Structured figure records:
____________________

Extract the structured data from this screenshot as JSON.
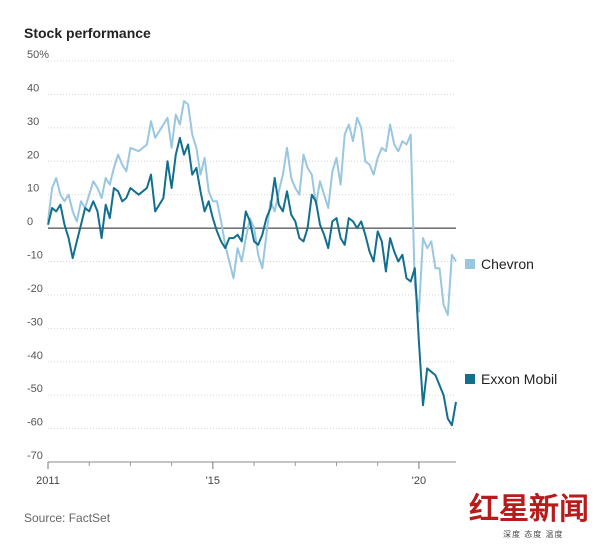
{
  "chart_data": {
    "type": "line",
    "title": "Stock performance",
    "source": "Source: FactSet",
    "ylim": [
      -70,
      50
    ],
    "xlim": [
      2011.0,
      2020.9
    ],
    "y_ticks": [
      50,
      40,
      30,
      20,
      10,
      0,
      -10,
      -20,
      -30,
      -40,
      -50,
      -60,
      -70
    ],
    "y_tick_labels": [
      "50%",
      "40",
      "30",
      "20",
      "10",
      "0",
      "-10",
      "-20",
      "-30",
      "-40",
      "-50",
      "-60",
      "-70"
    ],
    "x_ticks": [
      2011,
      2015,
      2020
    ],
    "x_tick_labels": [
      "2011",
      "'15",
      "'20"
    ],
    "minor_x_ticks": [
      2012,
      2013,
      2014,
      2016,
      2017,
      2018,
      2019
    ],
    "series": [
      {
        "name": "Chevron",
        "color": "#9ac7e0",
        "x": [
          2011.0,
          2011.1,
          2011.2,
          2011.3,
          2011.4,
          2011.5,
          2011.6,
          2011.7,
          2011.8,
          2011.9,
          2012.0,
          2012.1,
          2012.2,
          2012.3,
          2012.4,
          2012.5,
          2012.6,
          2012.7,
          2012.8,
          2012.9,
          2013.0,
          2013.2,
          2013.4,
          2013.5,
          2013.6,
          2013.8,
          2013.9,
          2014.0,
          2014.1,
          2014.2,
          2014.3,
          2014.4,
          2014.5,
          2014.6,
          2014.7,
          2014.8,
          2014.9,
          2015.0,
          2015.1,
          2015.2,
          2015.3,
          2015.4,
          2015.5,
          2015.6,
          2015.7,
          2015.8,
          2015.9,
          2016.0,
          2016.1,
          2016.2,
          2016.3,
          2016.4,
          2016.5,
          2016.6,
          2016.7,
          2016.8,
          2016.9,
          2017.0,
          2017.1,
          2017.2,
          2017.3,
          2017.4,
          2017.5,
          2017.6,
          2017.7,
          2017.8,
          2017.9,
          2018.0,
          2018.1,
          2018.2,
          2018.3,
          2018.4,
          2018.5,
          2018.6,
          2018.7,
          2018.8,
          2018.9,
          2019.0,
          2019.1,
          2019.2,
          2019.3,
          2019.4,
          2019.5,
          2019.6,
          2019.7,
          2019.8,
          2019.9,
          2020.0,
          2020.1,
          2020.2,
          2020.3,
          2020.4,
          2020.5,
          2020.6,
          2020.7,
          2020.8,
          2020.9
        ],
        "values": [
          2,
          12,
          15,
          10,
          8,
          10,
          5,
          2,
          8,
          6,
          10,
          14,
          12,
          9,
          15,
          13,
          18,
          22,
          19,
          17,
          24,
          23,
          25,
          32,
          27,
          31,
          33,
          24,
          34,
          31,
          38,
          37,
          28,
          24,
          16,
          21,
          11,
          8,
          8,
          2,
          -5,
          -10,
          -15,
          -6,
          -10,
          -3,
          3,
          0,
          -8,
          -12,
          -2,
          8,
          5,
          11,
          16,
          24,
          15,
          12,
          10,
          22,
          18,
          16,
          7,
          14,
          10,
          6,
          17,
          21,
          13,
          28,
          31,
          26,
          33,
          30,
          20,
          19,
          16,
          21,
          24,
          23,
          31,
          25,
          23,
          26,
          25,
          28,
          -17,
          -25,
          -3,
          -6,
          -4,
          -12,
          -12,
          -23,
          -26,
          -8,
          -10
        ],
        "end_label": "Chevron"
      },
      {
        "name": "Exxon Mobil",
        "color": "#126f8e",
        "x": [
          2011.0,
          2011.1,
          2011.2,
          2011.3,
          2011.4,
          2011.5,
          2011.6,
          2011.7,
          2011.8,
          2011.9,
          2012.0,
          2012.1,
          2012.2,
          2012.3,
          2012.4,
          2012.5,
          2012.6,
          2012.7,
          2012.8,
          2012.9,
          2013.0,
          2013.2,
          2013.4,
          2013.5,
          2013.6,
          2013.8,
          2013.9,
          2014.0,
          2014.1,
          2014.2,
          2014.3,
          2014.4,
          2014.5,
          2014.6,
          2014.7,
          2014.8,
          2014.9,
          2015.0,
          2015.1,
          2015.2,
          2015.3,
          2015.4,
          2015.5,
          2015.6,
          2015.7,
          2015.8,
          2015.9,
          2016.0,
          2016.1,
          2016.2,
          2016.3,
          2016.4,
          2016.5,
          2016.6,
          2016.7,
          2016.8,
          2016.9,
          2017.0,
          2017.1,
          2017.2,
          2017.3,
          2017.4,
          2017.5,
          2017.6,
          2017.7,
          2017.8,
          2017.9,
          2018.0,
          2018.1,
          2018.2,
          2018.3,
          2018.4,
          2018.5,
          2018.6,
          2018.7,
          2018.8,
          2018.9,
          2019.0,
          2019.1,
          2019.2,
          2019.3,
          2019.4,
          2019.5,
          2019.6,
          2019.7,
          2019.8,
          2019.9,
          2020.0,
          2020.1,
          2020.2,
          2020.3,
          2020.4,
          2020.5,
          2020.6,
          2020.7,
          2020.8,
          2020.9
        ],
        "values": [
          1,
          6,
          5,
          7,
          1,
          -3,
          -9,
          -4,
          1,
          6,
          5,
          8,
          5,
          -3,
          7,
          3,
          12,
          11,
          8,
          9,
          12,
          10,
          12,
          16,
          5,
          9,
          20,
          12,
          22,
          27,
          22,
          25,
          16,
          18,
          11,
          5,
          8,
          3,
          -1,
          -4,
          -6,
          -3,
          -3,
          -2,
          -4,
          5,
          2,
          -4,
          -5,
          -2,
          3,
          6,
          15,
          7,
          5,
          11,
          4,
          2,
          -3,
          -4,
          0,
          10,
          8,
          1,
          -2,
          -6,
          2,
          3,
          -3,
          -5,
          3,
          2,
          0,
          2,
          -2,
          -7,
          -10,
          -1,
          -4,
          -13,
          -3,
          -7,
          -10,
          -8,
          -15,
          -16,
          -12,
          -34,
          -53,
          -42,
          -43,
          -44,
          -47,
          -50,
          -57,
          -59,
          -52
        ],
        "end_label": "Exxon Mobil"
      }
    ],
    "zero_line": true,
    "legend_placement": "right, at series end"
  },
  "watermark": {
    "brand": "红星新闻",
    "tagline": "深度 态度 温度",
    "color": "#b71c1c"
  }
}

____________________

▸ **WRITTEN TASK**
Output every entry word for word, but omit the pictures.

▸ **FULL SOLUTION**
Extract the structured data from this screenshot as JSON.
{
  "chart_data": {
    "type": "line",
    "title": "Stock performance",
    "source": "Source: FactSet",
    "ylim": [
      -70,
      50
    ],
    "xlim": [
      2011.0,
      2020.9
    ],
    "y_ticks": [
      50,
      40,
      30,
      20,
      10,
      0,
      -10,
      -20,
      -30,
      -40,
      -50,
      -60,
      -70
    ],
    "y_tick_labels": [
      "50%",
      "40",
      "30",
      "20",
      "10",
      "0",
      "-10",
      "-20",
      "-30",
      "-40",
      "-50",
      "-60",
      "-70"
    ],
    "x_ticks": [
      2011,
      2015,
      2020
    ],
    "x_tick_labels": [
      "2011",
      "'15",
      "'20"
    ],
    "minor_x_ticks": [
      2012,
      2013,
      2014,
      2016,
      2017,
      2018,
      2019
    ],
    "series": [
      {
        "name": "Chevron",
        "color": "#9ac7e0",
        "x": [
          2011.0,
          2011.1,
          2011.2,
          2011.3,
          2011.4,
          2011.5,
          2011.6,
          2011.7,
          2011.8,
          2011.9,
          2012.0,
          2012.1,
          2012.2,
          2012.3,
          2012.4,
          2012.5,
          2012.6,
          2012.7,
          2012.8,
          2012.9,
          2013.0,
          2013.2,
          2013.4,
          2013.5,
          2013.6,
          2013.8,
          2013.9,
          2014.0,
          2014.1,
          2014.2,
          2014.3,
          2014.4,
          2014.5,
          2014.6,
          2014.7,
          2014.8,
          2014.9,
          2015.0,
          2015.1,
          2015.2,
          2015.3,
          2015.4,
          2015.5,
          2015.6,
          2015.7,
          2015.8,
          2015.9,
          2016.0,
          2016.1,
          2016.2,
          2016.3,
          2016.4,
          2016.5,
          2016.6,
          2016.7,
          2016.8,
          2016.9,
          2017.0,
          2017.1,
          2017.2,
          2017.3,
          2017.4,
          2017.5,
          2017.6,
          2017.7,
          2017.8,
          2017.9,
          2018.0,
          2018.1,
          2018.2,
          2018.3,
          2018.4,
          2018.5,
          2018.6,
          2018.7,
          2018.8,
          2018.9,
          2019.0,
          2019.1,
          2019.2,
          2019.3,
          2019.4,
          2019.5,
          2019.6,
          2019.7,
          2019.8,
          2019.9,
          2020.0,
          2020.1,
          2020.2,
          2020.3,
          2020.4,
          2020.5,
          2020.6,
          2020.7,
          2020.8,
          2020.9
        ],
        "values": [
          2,
          12,
          15,
          10,
          8,
          10,
          5,
          2,
          8,
          6,
          10,
          14,
          12,
          9,
          15,
          13,
          18,
          22,
          19,
          17,
          24,
          23,
          25,
          32,
          27,
          31,
          33,
          24,
          34,
          31,
          38,
          37,
          28,
          24,
          16,
          21,
          11,
          8,
          8,
          2,
          -5,
          -10,
          -15,
          -6,
          -10,
          -3,
          3,
          0,
          -8,
          -12,
          -2,
          8,
          5,
          11,
          16,
          24,
          15,
          12,
          10,
          22,
          18,
          16,
          7,
          14,
          10,
          6,
          17,
          21,
          13,
          28,
          31,
          26,
          33,
          30,
          20,
          19,
          16,
          21,
          24,
          23,
          31,
          25,
          23,
          26,
          25,
          28,
          -17,
          -25,
          -3,
          -6,
          -4,
          -12,
          -12,
          -23,
          -26,
          -8,
          -10
        ],
        "end_label": "Chevron"
      },
      {
        "name": "Exxon Mobil",
        "color": "#126f8e",
        "x": [
          2011.0,
          2011.1,
          2011.2,
          2011.3,
          2011.4,
          2011.5,
          2011.6,
          2011.7,
          2011.8,
          2011.9,
          2012.0,
          2012.1,
          2012.2,
          2012.3,
          2012.4,
          2012.5,
          2012.6,
          2012.7,
          2012.8,
          2012.9,
          2013.0,
          2013.2,
          2013.4,
          2013.5,
          2013.6,
          2013.8,
          2013.9,
          2014.0,
          2014.1,
          2014.2,
          2014.3,
          2014.4,
          2014.5,
          2014.6,
          2014.7,
          2014.8,
          2014.9,
          2015.0,
          2015.1,
          2015.2,
          2015.3,
          2015.4,
          2015.5,
          2015.6,
          2015.7,
          2015.8,
          2015.9,
          2016.0,
          2016.1,
          2016.2,
          2016.3,
          2016.4,
          2016.5,
          2016.6,
          2016.7,
          2016.8,
          2016.9,
          2017.0,
          2017.1,
          2017.2,
          2017.3,
          2017.4,
          2017.5,
          2017.6,
          2017.7,
          2017.8,
          2017.9,
          2018.0,
          2018.1,
          2018.2,
          2018.3,
          2018.4,
          2018.5,
          2018.6,
          2018.7,
          2018.8,
          2018.9,
          2019.0,
          2019.1,
          2019.2,
          2019.3,
          2019.4,
          2019.5,
          2019.6,
          2019.7,
          2019.8,
          2019.9,
          2020.0,
          2020.1,
          2020.2,
          2020.3,
          2020.4,
          2020.5,
          2020.6,
          2020.7,
          2020.8,
          2020.9
        ],
        "values": [
          1,
          6,
          5,
          7,
          1,
          -3,
          -9,
          -4,
          1,
          6,
          5,
          8,
          5,
          -3,
          7,
          3,
          12,
          11,
          8,
          9,
          12,
          10,
          12,
          16,
          5,
          9,
          20,
          12,
          22,
          27,
          22,
          25,
          16,
          18,
          11,
          5,
          8,
          3,
          -1,
          -4,
          -6,
          -3,
          -3,
          -2,
          -4,
          5,
          2,
          -4,
          -5,
          -2,
          3,
          6,
          15,
          7,
          5,
          11,
          4,
          2,
          -3,
          -4,
          0,
          10,
          8,
          1,
          -2,
          -6,
          2,
          3,
          -3,
          -5,
          3,
          2,
          0,
          2,
          -2,
          -7,
          -10,
          -1,
          -4,
          -13,
          -3,
          -7,
          -10,
          -8,
          -15,
          -16,
          -12,
          -34,
          -53,
          -42,
          -43,
          -44,
          -47,
          -50,
          -57,
          -59,
          -52
        ],
        "end_label": "Exxon Mobil"
      }
    ],
    "zero_line": true,
    "legend_placement": "right, at series end"
  },
  "watermark": {
    "brand": "红星新闻",
    "tagline": "深度 态度 温度",
    "color": "#b71c1c"
  }
}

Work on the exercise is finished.